Which lines of the records contain the word "cylinder"? List each such line, keeping in mind that case counts.

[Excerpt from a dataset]
##############################
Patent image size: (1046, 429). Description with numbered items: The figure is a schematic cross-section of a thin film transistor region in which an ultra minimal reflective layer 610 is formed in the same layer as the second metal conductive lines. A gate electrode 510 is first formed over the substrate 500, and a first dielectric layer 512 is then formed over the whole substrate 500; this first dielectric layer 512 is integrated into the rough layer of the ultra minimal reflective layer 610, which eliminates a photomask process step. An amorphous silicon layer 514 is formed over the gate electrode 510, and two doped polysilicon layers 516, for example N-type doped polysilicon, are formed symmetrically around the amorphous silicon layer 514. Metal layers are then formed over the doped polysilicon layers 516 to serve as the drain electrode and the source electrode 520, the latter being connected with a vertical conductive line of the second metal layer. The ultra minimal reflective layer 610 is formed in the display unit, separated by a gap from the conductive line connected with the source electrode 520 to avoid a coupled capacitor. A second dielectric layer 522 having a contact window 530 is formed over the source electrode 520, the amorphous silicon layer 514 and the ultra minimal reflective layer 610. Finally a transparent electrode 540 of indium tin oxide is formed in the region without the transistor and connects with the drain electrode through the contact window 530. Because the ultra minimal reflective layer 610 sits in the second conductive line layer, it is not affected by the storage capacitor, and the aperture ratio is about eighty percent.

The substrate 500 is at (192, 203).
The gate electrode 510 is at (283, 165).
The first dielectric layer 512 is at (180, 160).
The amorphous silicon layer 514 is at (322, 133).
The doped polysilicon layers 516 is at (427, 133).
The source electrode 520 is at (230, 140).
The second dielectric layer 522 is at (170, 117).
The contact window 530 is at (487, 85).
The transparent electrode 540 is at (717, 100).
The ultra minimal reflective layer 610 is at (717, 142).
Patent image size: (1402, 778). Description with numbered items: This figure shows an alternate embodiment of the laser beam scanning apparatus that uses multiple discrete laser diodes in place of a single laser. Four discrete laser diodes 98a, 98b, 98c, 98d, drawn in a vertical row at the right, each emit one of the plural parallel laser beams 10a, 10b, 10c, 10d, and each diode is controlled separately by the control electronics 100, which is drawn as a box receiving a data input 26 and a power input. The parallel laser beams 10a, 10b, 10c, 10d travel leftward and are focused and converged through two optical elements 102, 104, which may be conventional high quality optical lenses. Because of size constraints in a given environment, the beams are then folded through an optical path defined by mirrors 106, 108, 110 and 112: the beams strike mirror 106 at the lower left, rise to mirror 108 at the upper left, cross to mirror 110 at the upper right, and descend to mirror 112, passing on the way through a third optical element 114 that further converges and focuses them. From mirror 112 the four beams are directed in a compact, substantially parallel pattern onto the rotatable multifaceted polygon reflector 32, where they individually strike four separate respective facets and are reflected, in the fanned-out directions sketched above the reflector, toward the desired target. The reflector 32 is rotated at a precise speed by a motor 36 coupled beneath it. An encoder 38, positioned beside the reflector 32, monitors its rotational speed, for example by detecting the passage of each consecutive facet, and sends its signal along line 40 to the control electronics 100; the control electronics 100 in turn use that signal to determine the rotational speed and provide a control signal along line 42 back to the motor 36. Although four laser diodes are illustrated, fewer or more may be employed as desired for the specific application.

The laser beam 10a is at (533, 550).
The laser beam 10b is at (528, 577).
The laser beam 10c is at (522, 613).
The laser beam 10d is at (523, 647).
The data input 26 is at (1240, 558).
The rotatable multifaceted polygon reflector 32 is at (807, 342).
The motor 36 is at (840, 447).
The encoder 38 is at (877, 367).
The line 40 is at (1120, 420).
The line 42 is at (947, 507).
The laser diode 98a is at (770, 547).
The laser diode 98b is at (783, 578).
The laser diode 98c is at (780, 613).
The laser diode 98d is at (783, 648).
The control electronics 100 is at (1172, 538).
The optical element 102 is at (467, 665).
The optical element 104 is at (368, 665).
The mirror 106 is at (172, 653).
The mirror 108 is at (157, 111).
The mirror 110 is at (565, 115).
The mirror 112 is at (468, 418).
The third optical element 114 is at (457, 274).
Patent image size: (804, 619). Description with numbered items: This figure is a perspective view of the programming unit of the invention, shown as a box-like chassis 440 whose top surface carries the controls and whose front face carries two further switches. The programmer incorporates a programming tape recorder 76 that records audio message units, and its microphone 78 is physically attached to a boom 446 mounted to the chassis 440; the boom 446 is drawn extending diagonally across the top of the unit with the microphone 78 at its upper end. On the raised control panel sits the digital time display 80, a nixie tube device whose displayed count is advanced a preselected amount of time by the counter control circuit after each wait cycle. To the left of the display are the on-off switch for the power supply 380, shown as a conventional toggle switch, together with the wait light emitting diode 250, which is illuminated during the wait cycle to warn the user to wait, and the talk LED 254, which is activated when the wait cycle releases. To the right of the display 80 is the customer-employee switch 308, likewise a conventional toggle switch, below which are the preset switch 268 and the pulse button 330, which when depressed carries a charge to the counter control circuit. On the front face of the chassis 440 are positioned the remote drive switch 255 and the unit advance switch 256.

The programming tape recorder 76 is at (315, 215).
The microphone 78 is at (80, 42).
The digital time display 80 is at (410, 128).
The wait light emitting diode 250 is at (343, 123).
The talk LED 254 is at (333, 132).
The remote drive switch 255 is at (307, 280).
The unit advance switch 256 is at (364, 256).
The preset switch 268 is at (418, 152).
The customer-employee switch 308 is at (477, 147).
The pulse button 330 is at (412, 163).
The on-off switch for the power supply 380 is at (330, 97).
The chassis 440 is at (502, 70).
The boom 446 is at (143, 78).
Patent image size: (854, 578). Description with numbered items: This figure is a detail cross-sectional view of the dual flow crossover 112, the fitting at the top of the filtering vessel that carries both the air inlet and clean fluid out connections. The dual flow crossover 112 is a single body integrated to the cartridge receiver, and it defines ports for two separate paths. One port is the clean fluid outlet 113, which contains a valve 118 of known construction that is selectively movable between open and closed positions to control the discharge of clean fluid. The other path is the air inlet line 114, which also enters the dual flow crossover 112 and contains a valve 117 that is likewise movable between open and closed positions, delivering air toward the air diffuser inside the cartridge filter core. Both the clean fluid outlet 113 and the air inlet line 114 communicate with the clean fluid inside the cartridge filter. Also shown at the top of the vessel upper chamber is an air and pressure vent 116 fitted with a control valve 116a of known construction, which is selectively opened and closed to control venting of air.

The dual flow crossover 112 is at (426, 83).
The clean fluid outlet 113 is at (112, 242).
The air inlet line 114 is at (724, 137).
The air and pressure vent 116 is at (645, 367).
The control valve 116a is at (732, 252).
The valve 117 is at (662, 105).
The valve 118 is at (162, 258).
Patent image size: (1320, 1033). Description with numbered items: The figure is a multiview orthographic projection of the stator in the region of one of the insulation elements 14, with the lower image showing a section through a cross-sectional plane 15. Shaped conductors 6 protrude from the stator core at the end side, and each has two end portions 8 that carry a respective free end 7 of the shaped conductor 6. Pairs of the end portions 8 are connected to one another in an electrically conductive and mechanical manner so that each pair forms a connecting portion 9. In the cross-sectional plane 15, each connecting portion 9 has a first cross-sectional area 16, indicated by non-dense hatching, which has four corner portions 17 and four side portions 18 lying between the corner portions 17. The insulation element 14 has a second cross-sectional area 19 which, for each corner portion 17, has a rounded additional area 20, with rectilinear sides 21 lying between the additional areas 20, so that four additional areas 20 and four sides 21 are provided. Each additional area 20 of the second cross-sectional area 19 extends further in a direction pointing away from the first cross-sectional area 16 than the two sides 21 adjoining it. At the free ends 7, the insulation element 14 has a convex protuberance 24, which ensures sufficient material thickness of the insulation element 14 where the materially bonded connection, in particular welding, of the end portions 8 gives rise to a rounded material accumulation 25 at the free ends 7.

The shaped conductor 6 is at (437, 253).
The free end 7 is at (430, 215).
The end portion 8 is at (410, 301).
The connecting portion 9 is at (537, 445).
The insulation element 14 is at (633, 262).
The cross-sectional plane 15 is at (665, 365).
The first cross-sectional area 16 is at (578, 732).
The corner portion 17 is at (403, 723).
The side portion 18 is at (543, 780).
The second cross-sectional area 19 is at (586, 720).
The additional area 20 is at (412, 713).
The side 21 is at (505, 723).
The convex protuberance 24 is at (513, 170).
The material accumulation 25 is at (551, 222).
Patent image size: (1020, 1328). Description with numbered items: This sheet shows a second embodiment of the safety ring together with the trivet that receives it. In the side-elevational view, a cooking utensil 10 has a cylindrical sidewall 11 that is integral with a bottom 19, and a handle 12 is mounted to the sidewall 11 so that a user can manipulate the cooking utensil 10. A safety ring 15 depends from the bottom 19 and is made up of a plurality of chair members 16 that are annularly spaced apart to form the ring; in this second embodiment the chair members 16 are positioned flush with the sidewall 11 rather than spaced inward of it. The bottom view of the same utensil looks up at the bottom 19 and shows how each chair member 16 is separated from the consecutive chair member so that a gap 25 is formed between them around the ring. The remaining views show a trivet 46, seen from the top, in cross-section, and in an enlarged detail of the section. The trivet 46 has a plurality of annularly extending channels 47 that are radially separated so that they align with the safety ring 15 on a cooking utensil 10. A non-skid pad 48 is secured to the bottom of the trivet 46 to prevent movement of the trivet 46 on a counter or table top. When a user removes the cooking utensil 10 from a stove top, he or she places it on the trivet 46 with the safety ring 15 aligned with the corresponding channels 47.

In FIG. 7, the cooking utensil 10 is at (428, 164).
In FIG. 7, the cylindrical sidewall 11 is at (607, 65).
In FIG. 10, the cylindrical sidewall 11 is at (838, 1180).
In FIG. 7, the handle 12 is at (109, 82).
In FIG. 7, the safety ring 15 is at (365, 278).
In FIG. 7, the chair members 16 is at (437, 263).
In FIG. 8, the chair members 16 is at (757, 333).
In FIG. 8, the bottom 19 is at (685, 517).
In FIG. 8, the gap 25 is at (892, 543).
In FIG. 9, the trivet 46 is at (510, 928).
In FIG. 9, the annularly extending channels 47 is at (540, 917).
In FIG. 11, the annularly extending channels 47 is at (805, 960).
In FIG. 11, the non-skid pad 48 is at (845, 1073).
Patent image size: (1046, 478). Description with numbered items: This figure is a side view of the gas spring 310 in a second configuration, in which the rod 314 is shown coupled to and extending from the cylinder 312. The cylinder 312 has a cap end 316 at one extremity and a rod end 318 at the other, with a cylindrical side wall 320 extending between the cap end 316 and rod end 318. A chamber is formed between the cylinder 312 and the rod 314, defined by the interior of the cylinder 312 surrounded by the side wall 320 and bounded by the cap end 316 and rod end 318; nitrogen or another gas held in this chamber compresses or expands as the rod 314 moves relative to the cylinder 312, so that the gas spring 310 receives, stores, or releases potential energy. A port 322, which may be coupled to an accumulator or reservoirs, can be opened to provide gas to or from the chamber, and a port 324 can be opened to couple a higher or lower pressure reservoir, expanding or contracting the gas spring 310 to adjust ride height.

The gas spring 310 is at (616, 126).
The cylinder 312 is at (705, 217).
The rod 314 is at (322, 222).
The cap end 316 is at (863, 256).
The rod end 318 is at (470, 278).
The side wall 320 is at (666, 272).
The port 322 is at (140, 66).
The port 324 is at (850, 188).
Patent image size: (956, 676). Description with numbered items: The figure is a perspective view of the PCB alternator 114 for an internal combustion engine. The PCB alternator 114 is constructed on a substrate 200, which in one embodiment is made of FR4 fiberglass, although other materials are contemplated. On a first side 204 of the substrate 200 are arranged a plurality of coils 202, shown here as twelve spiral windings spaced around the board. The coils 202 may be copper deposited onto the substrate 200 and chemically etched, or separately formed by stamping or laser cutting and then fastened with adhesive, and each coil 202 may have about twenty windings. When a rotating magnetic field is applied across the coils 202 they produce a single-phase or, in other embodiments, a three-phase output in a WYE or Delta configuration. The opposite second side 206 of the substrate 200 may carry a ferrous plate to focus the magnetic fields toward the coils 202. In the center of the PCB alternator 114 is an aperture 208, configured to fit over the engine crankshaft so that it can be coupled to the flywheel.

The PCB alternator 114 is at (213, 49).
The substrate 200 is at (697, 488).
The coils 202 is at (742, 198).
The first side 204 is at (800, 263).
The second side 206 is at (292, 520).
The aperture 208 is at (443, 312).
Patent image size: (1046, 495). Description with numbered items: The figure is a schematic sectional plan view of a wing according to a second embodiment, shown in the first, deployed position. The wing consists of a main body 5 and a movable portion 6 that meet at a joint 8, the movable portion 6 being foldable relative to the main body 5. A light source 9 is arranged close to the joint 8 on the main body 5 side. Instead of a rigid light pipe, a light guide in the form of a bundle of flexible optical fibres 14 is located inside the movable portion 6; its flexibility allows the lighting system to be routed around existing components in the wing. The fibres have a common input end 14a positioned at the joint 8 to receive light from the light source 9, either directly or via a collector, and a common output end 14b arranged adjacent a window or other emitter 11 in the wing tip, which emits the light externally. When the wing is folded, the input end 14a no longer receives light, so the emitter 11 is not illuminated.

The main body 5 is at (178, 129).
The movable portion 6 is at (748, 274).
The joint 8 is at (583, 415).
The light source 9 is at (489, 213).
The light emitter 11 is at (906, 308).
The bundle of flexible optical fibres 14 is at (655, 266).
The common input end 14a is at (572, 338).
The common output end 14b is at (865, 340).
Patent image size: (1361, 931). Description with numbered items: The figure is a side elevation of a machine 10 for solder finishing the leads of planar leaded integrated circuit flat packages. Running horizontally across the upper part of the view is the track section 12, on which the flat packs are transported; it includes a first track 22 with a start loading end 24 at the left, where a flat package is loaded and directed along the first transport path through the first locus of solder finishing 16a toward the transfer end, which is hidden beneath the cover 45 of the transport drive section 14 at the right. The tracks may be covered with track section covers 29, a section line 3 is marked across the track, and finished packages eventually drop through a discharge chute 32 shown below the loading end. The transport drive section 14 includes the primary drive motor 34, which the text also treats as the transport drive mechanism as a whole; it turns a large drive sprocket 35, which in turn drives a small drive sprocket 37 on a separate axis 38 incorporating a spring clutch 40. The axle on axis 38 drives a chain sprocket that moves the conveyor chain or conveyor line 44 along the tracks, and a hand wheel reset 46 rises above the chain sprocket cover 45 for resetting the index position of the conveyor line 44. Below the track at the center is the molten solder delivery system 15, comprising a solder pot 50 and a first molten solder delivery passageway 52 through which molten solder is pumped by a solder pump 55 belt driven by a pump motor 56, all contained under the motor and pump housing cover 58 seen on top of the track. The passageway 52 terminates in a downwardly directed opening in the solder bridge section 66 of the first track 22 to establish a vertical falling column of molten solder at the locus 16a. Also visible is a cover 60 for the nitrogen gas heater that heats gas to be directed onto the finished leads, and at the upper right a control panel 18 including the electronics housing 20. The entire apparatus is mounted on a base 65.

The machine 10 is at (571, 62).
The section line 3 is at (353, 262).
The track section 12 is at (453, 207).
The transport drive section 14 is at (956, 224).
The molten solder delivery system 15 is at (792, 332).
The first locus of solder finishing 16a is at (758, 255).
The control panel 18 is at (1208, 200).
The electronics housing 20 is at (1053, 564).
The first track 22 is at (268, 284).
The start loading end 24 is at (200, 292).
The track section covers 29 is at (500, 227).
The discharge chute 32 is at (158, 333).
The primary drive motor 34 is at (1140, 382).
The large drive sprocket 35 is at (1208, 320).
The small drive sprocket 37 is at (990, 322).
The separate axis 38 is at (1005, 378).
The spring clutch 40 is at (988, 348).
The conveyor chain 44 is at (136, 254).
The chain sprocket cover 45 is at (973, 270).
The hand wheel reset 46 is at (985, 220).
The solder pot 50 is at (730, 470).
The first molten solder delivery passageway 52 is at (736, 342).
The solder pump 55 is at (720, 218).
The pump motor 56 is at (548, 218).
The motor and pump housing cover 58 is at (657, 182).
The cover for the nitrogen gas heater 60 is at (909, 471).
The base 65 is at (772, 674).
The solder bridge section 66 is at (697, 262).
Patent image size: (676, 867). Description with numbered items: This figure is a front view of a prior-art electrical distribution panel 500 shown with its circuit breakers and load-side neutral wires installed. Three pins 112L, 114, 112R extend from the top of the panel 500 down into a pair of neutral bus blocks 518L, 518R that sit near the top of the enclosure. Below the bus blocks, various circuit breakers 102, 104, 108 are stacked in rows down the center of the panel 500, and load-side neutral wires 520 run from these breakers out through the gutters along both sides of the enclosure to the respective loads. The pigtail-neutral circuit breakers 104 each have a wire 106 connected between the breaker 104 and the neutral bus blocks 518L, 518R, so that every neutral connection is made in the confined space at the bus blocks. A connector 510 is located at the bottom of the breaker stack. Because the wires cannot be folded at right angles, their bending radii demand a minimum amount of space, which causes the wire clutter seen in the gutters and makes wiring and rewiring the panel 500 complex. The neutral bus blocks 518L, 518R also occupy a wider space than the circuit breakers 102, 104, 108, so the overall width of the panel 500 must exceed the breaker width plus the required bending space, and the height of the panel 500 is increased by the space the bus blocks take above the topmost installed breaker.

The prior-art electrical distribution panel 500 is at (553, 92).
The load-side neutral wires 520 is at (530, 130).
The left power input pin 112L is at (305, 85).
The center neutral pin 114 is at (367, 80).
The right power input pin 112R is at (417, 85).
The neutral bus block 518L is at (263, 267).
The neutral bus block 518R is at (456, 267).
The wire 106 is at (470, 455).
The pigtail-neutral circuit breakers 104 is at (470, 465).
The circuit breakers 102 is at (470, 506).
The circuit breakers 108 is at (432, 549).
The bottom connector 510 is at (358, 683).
##############################
### THE SOLUTION:
Patent image size: (1046, 478). Description with numbered items: This figure is a side view of the gas spring 310 in a second configuration, in which the rod 314 is shown coupled to and extending from the cylinder 312. The cylinder 312 has a cap end 316 at one extremity and a rod end 318 at the other, with a cylindrical side wall 320 extending between the cap end 316 and rod end 318. A chamber is formed between the cylinder 312 and the rod 314, defined by the interior of the cylinder 312 surrounded by the side wall 320 and bounded by the cap end 316 and rod end 318; nitrogen or another gas held in this chamber compresses or expands as the rod 314 moves relative to the cylinder 312, so that the gas spring 310 receives, stores, or releases potential energy. A port 322, which may be coupled to an accumulator or reservoirs, can be opened to provide gas to or from the chamber, and a port 324 can be opened to couple a higher or lower pressure reservoir, expanding or contracting the gas spring 310 to adjust ride height.
The cylinder 312 is at (705, 217).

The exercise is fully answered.